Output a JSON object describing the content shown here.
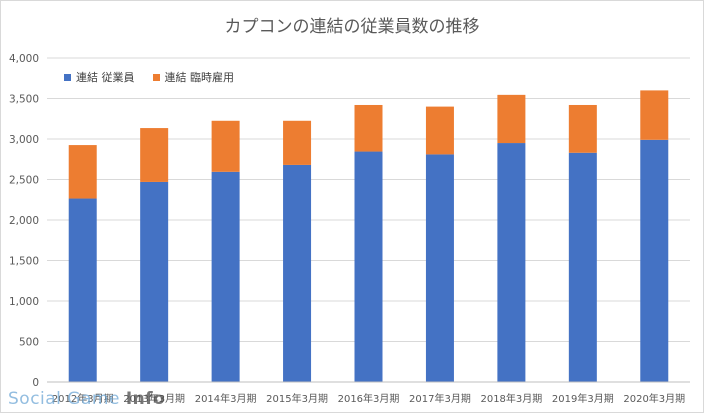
{
  "colors": {
    "series0": "#4472c4",
    "series1": "#ed7d31",
    "grid": "#d9d9d9",
    "axis_text": "#595959"
  },
  "chart_data": {
    "type": "bar",
    "stacked": true,
    "title": "カプコンの連結の従業員数の推移",
    "xlabel": "",
    "ylabel": "",
    "categories": [
      "2012年3月期",
      "2013年3月期",
      "2014年3月期",
      "2015年3月期",
      "2016年3月期",
      "2017年3月期",
      "2018年3月期",
      "2019年3月期",
      "2020年3月期"
    ],
    "series": [
      {
        "name": "連結 従業員",
        "values": [
          2265,
          2470,
          2595,
          2680,
          2845,
          2810,
          2950,
          2830,
          2990
        ]
      },
      {
        "name": "連結 臨時雇用",
        "values": [
          660,
          665,
          630,
          545,
          575,
          590,
          595,
          590,
          610
        ]
      }
    ],
    "ylim": [
      0,
      4000
    ],
    "yticks": [
      "0",
      "500",
      "1,000",
      "1,500",
      "2,000",
      "2,500",
      "3,000",
      "3,500",
      "4,000"
    ],
    "legend_position": "top-left",
    "grid": true
  },
  "watermark": {
    "prefix": "Social Game ",
    "suffix": "Info"
  }
}
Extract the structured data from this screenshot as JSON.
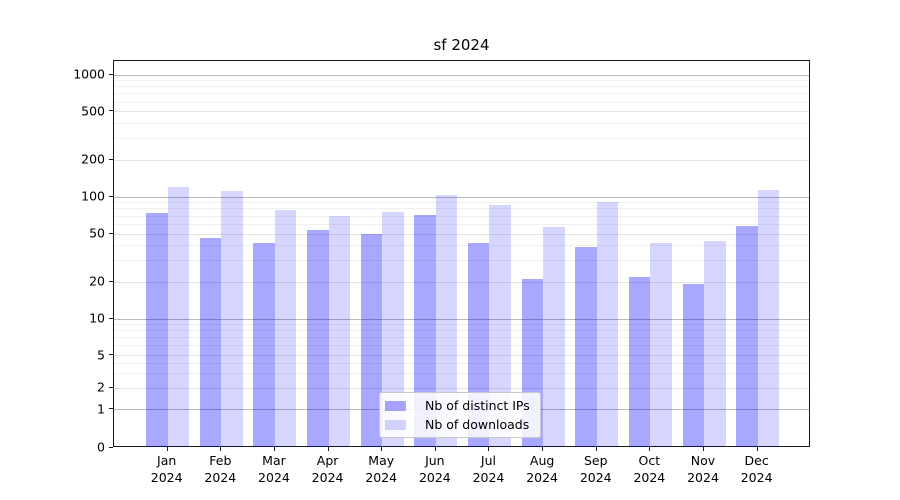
{
  "title": "sf 2024",
  "chart_data": {
    "type": "bar",
    "title": "sf 2024",
    "categories": [
      "Jan",
      "Feb",
      "Mar",
      "Apr",
      "May",
      "Jun",
      "Jul",
      "Aug",
      "Sep",
      "Oct",
      "Nov",
      "Dec"
    ],
    "year_label": "2024",
    "series": [
      {
        "name": "Nb of distinct IPs",
        "color": "rgba(0,0,255,0.34)",
        "values": [
          73,
          46,
          42,
          53,
          50,
          71,
          42,
          21,
          39,
          22,
          19,
          58
        ]
      },
      {
        "name": "Nb of downloads",
        "color": "rgba(0,0,255,0.16)",
        "values": [
          120,
          110,
          78,
          70,
          75,
          103,
          85,
          56,
          90,
          42,
          43,
          112
        ]
      }
    ],
    "yscale": "symlog",
    "yticks": [
      1000,
      500,
      200,
      100,
      50,
      20,
      10,
      5,
      2,
      1,
      0
    ],
    "grid": true,
    "legend_position": "lower center",
    "colors": {
      "bar_distinct_ips": "#aaaaf2",
      "bar_downloads": "#d9d9f8",
      "grid_major": "#b9b9b9",
      "grid_minor": "#f0f0f0"
    }
  }
}
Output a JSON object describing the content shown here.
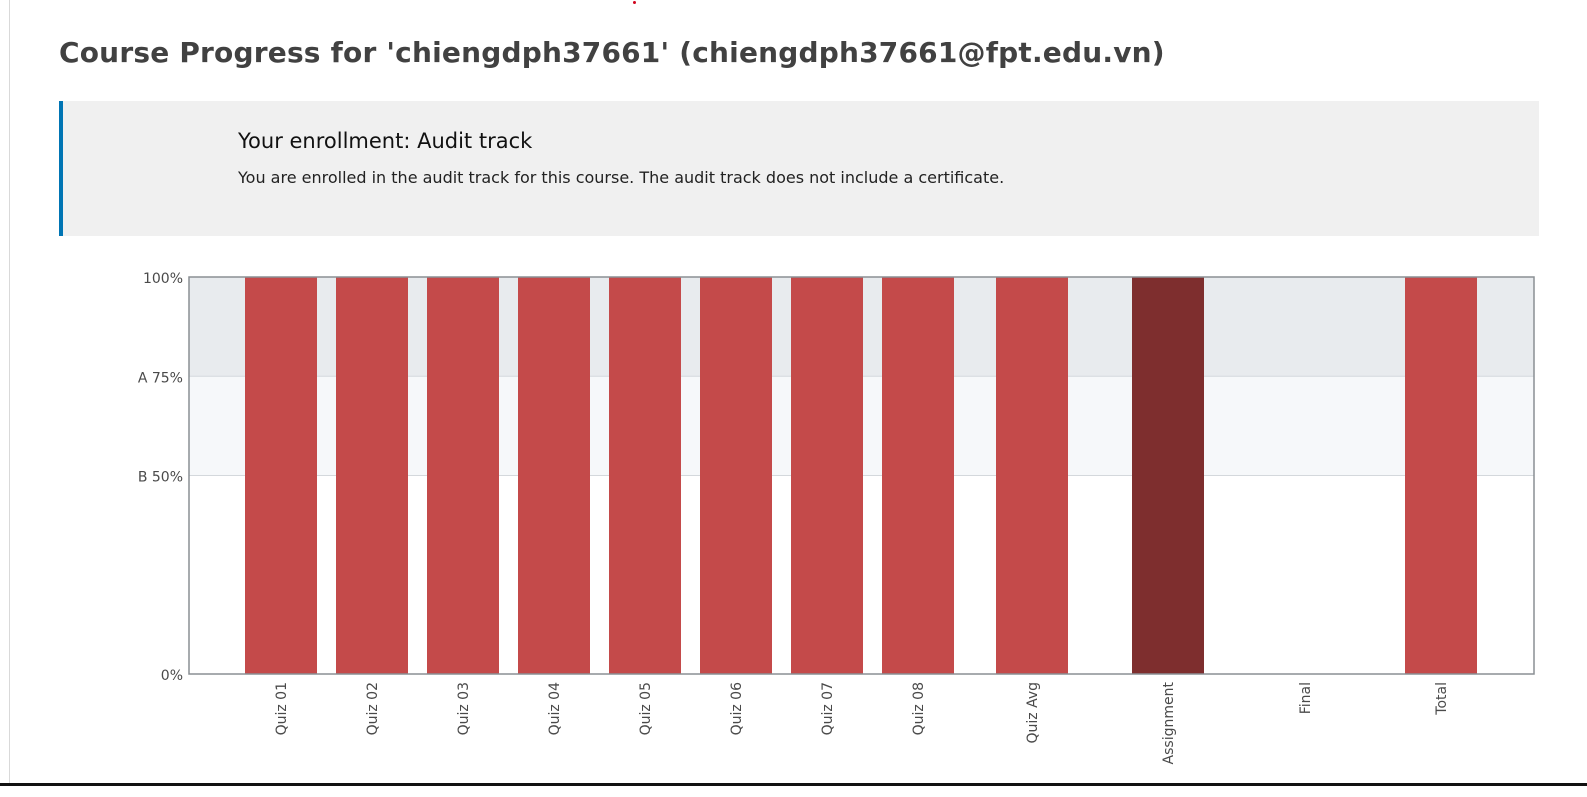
{
  "page": {
    "title": "Course Progress for 'chiengdph37661' (chiengdph37661@fpt.edu.vn)"
  },
  "enrollment": {
    "heading": "Your enrollment: Audit track",
    "message": "You are enrolled in the audit track for this course. The audit track does not include a certificate."
  },
  "colors": {
    "accent_border": "#0075b4",
    "bar": "#c44a4a",
    "bar_total_section": "#7e2e2e",
    "grade_band_a": "#e8ebee",
    "grade_band_b": "#f6f8fa"
  },
  "chart_data": {
    "type": "bar",
    "categories": [
      "Quiz 01",
      "Quiz 02",
      "Quiz 03",
      "Quiz 04",
      "Quiz 05",
      "Quiz 06",
      "Quiz 07",
      "Quiz 08",
      "Quiz Avg",
      "Assignment",
      "Final",
      "Total"
    ],
    "values": [
      100,
      100,
      100,
      100,
      100,
      100,
      100,
      100,
      100,
      100,
      0,
      100
    ],
    "ylim": [
      0,
      100
    ],
    "yticks": [
      {
        "value": 100,
        "label": "100%"
      },
      {
        "value": 75,
        "label": "A 75%"
      },
      {
        "value": 50,
        "label": "B 50%"
      },
      {
        "value": 0,
        "label": "0%"
      }
    ],
    "grade_bands": [
      {
        "grade": "A",
        "from": 75,
        "to": 100
      },
      {
        "grade": "B",
        "from": 50,
        "to": 75
      }
    ],
    "title": "",
    "xlabel": "",
    "ylabel": "",
    "grid": true
  }
}
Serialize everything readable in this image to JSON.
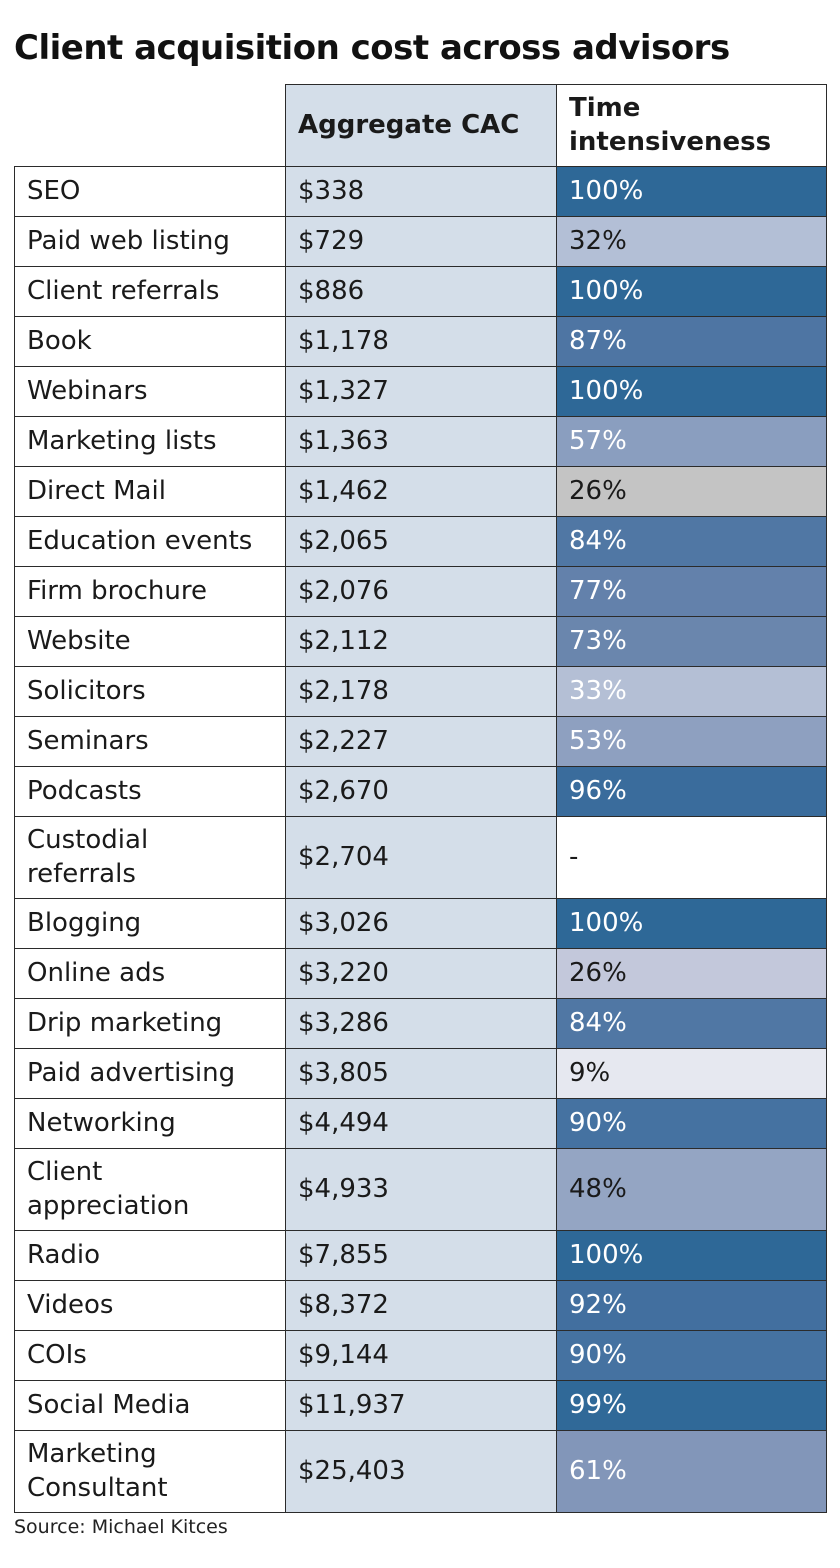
{
  "title": "Client acquisition cost across advisors",
  "source": "Source: Michael Kitces",
  "columns": {
    "name": "",
    "cac": "Aggregate CAC",
    "time": "Time intensiveness"
  },
  "chart_data": {
    "type": "table",
    "title": "Client acquisition cost across advisors",
    "columns": [
      "",
      "Aggregate CAC",
      "Time intensiveness"
    ],
    "rows": [
      {
        "name": "SEO",
        "cac": "$338",
        "time": "100%",
        "time_value": 1.0,
        "bg": "#2e6897",
        "fg": "#ffffff"
      },
      {
        "name": "Paid web listing",
        "cac": "$729",
        "time": "32%",
        "time_value": 0.32,
        "bg": "#b3bfd6",
        "fg": "#1a1a1a"
      },
      {
        "name": "Client referrals",
        "cac": "$886",
        "time": "100%",
        "time_value": 1.0,
        "bg": "#2e6897",
        "fg": "#ffffff"
      },
      {
        "name": "Book",
        "cac": "$1,178",
        "time": "87%",
        "time_value": 0.87,
        "bg": "#4e75a3",
        "fg": "#ffffff"
      },
      {
        "name": "Webinars",
        "cac": "$1,327",
        "time": "100%",
        "time_value": 1.0,
        "bg": "#2e6897",
        "fg": "#ffffff"
      },
      {
        "name": "Marketing lists",
        "cac": "$1,363",
        "time": "57%",
        "time_value": 0.57,
        "bg": "#8a9ebf",
        "fg": "#ffffff"
      },
      {
        "name": "Direct Mail",
        "cac": "$1,462",
        "time": "26%",
        "time_value": 0.26,
        "bg": "#c4c4c4",
        "fg": "#1a1a1a"
      },
      {
        "name": "Education events",
        "cac": "$2,065",
        "time": "84%",
        "time_value": 0.84,
        "bg": "#5077a4",
        "fg": "#ffffff"
      },
      {
        "name": "Firm brochure",
        "cac": "$2,076",
        "time": "77%",
        "time_value": 0.77,
        "bg": "#6381ab",
        "fg": "#ffffff"
      },
      {
        "name": "Website",
        "cac": "$2,112",
        "time": "73%",
        "time_value": 0.73,
        "bg": "#6a86ad",
        "fg": "#ffffff"
      },
      {
        "name": "Solicitors",
        "cac": "$2,178",
        "time": "33%",
        "time_value": 0.33,
        "bg": "#b4bfd5",
        "fg": "#ffffff"
      },
      {
        "name": "Seminars",
        "cac": "$2,227",
        "time": "53%",
        "time_value": 0.53,
        "bg": "#8ea0c0",
        "fg": "#ffffff"
      },
      {
        "name": "Podcasts",
        "cac": "$2,670",
        "time": "96%",
        "time_value": 0.96,
        "bg": "#3a6c9c",
        "fg": "#ffffff"
      },
      {
        "name": "Custodial referrals",
        "cac": "$2,704",
        "time": "-",
        "time_value": null,
        "bg": "#ffffff",
        "fg": "#1a1a1a",
        "tall": true
      },
      {
        "name": "Blogging",
        "cac": "$3,026",
        "time": "100%",
        "time_value": 1.0,
        "bg": "#2e6897",
        "fg": "#ffffff"
      },
      {
        "name": "Online ads",
        "cac": "$3,220",
        "time": "26%",
        "time_value": 0.26,
        "bg": "#c3c8db",
        "fg": "#1a1a1a"
      },
      {
        "name": "Drip marketing",
        "cac": "$3,286",
        "time": "84%",
        "time_value": 0.84,
        "bg": "#5077a4",
        "fg": "#ffffff"
      },
      {
        "name": "Paid advertising",
        "cac": "$3,805",
        "time": "9%",
        "time_value": 0.09,
        "bg": "#e6e8f0",
        "fg": "#1a1a1a"
      },
      {
        "name": "Networking",
        "cac": "$4,494",
        "time": "90%",
        "time_value": 0.9,
        "bg": "#4572a1",
        "fg": "#ffffff"
      },
      {
        "name": "Client appreciation",
        "cac": "$4,933",
        "time": "48%",
        "time_value": 0.48,
        "bg": "#94a5c3",
        "fg": "#1a1a1a",
        "tall": true
      },
      {
        "name": "Radio",
        "cac": "$7,855",
        "time": "100%",
        "time_value": 1.0,
        "bg": "#2e6897",
        "fg": "#ffffff"
      },
      {
        "name": "Videos",
        "cac": "$8,372",
        "time": "92%",
        "time_value": 0.92,
        "bg": "#426f9f",
        "fg": "#ffffff"
      },
      {
        "name": "COIs",
        "cac": "$9,144",
        "time": "90%",
        "time_value": 0.9,
        "bg": "#4572a1",
        "fg": "#ffffff"
      },
      {
        "name": "Social Media",
        "cac": "$11,937",
        "time": "99%",
        "time_value": 0.99,
        "bg": "#306998",
        "fg": "#ffffff"
      },
      {
        "name": "Marketing Consultant",
        "cac": "$25,403",
        "time": "61%",
        "time_value": 0.61,
        "bg": "#8296b9",
        "fg": "#ffffff",
        "tall": true
      }
    ]
  }
}
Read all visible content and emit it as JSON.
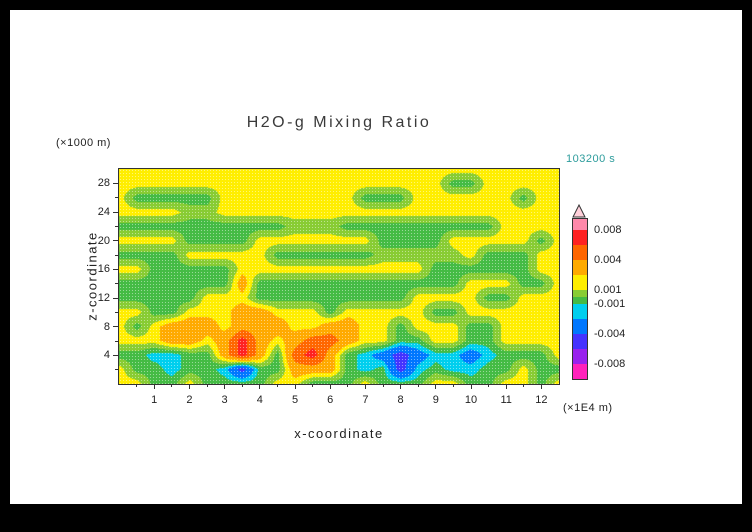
{
  "frame": {
    "background": "#000000",
    "paper": "#ffffff"
  },
  "header": {
    "title": "H2O-g Mixing Ratio",
    "time": "103200 s",
    "time_color": "#2d9c9c"
  },
  "axes": {
    "x": {
      "label": "x-coordinate",
      "unit": "(×1E4 m)"
    },
    "y": {
      "label": "z-coordinate",
      "unit": "(×1000 m)"
    }
  },
  "colorbar": {
    "cap_color": "#ffd0da",
    "outline_color": "#333333",
    "segments": [
      {
        "color": "#ff88aa",
        "h": 11
      },
      {
        "color": "#ff2222",
        "h": 15
      },
      {
        "color": "#ff6600",
        "h": 15
      },
      {
        "color": "#ffaa00",
        "h": 15
      },
      {
        "color": "#ffee00",
        "h": 15
      },
      {
        "color": "#88cc33",
        "h": 7
      },
      {
        "color": "#44bb44",
        "h": 7
      },
      {
        "color": "#00cfee",
        "h": 15
      },
      {
        "color": "#0077ff",
        "h": 15
      },
      {
        "color": "#4433ff",
        "h": 15
      },
      {
        "color": "#9922ee",
        "h": 15
      },
      {
        "color": "#ff22bb",
        "h": 15
      }
    ],
    "labels": [
      "0.008",
      "0.004",
      "0.001",
      "-0.001",
      "-0.004",
      "-0.008"
    ]
  },
  "chart_data": {
    "type": "heatmap",
    "title": "H2O-g Mixing Ratio",
    "time": "103200 s",
    "xlabel": "x-coordinate",
    "xunit": "(×1E4 m)",
    "ylabel": "z-coordinate",
    "yunit": "(×1000 m)",
    "xlim": [
      0,
      12.5
    ],
    "ylim": [
      0,
      30
    ],
    "x_ticks": [
      1,
      2,
      3,
      4,
      5,
      6,
      7,
      8,
      9,
      10,
      11,
      12
    ],
    "y_ticks": [
      4,
      8,
      12,
      16,
      20,
      24,
      28
    ],
    "levels": [
      -0.008,
      -0.006,
      -0.004,
      -0.002,
      -0.001,
      0,
      0.001,
      0.002,
      0.004,
      0.006,
      0.008
    ],
    "band_colors": [
      "#ff22bb",
      "#9922ee",
      "#4433ff",
      "#0077ff",
      "#00cfee",
      "#44bb44",
      "#88cc33",
      "#ffee00",
      "#ffaa00",
      "#ff6600",
      "#ff2222",
      "#ff88aa"
    ],
    "grid": {
      "x_range": [
        0,
        12.5
      ],
      "z_range": [
        30,
        0
      ],
      "cols": 26,
      "rows": 16,
      "order": "rows top (z=30) to bottom (z=0)",
      "codes": {
        "Y": 0.0015,
        "L": 0.0005,
        "G": -0.0005,
        "C": -0.0015,
        "U": -0.003,
        "D": -0.005,
        "O": 0.003,
        "R": 0.005,
        "X": 0.007
      },
      "rows_encoded": [
        "YYYYYYYYYYYYYYYYYYYYYYYYYY",
        "YYYYYYYYYYYYYYYYYYYGGYYYYY",
        "YGGGGGYYYYYYYYGGGYYYYYYGYY",
        "YYYYLLYYYYYYYYYYYYYYYYYYYY",
        "GGGGGGGGGGLLLGGGGGGGGGYYYY",
        "YYYYGGGGYYYYYYYGGGGYYYYYGY",
        "GGGGYYYYYGGGGGGLLLLLYGGGYY",
        "YYGGGGGYYYYYYYYYYYGGGGGGYY",
        "GGGGGGGOGGGGGGGGGGGGYYYGGY",
        "GGGGGYYYGGGGGGGGGYYYYGGYYY",
        "YYGGYYYOOYYYGYYYYYGGYYYYYY",
        "YGYOOOYOOOYYOOYYGYYYGGYYYY",
        "YYYOOYOXOYORROYYGGYYGGYYYY",
        "GGCCGGOXOGRXOGCUDUCCUCGGGY",
        "YGGCGGCDGGOOOGCGDCGCCGGYGG",
        "YYGGYGGGGYYGGGYGGGYYGGYYGY"
      ]
    }
  }
}
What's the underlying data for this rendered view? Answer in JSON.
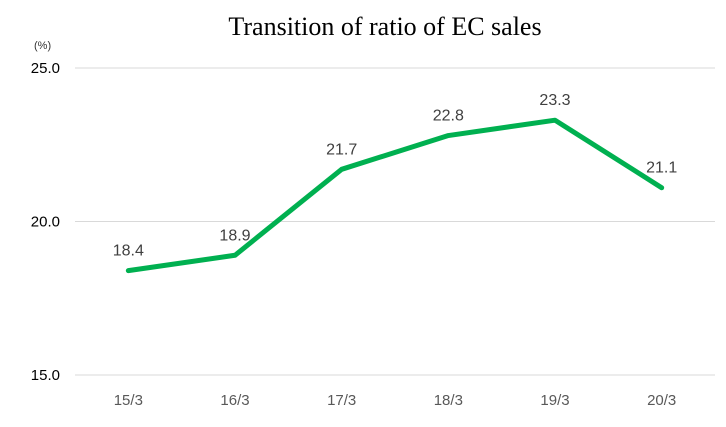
{
  "chart_data": {
    "type": "line",
    "title": "Transition of ratio of EC sales",
    "unit_label": "(%)",
    "categories": [
      "15/3",
      "16/3",
      "17/3",
      "18/3",
      "19/3",
      "20/3"
    ],
    "series": [
      {
        "values": [
          18.4,
          18.9,
          21.7,
          22.8,
          23.3,
          21.1
        ],
        "color": "#00b050"
      }
    ],
    "data_labels": [
      "18.4",
      "18.9",
      "21.7",
      "22.8",
      "23.3",
      "21.1"
    ],
    "y_ticks": [
      "15.0",
      "20.0",
      "25.0"
    ],
    "ylim": [
      15,
      25
    ],
    "grid": true,
    "legend": "none"
  }
}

++++++++

### Work to do
Take the line that contains "What's the underlying" and every line after it to the end of the records above; quote them exactly, leaving out the pictures.

### Exercise response
What's the underlying data for this rendered view? Answer in JSON.
{
  "chart_data": {
    "type": "line",
    "title": "Transition of ratio of EC sales",
    "unit_label": "(%)",
    "categories": [
      "15/3",
      "16/3",
      "17/3",
      "18/3",
      "19/3",
      "20/3"
    ],
    "series": [
      {
        "values": [
          18.4,
          18.9,
          21.7,
          22.8,
          23.3,
          21.1
        ],
        "color": "#00b050"
      }
    ],
    "data_labels": [
      "18.4",
      "18.9",
      "21.7",
      "22.8",
      "23.3",
      "21.1"
    ],
    "y_ticks": [
      "15.0",
      "20.0",
      "25.0"
    ],
    "ylim": [
      15,
      25
    ],
    "grid": true,
    "legend": "none"
  }
}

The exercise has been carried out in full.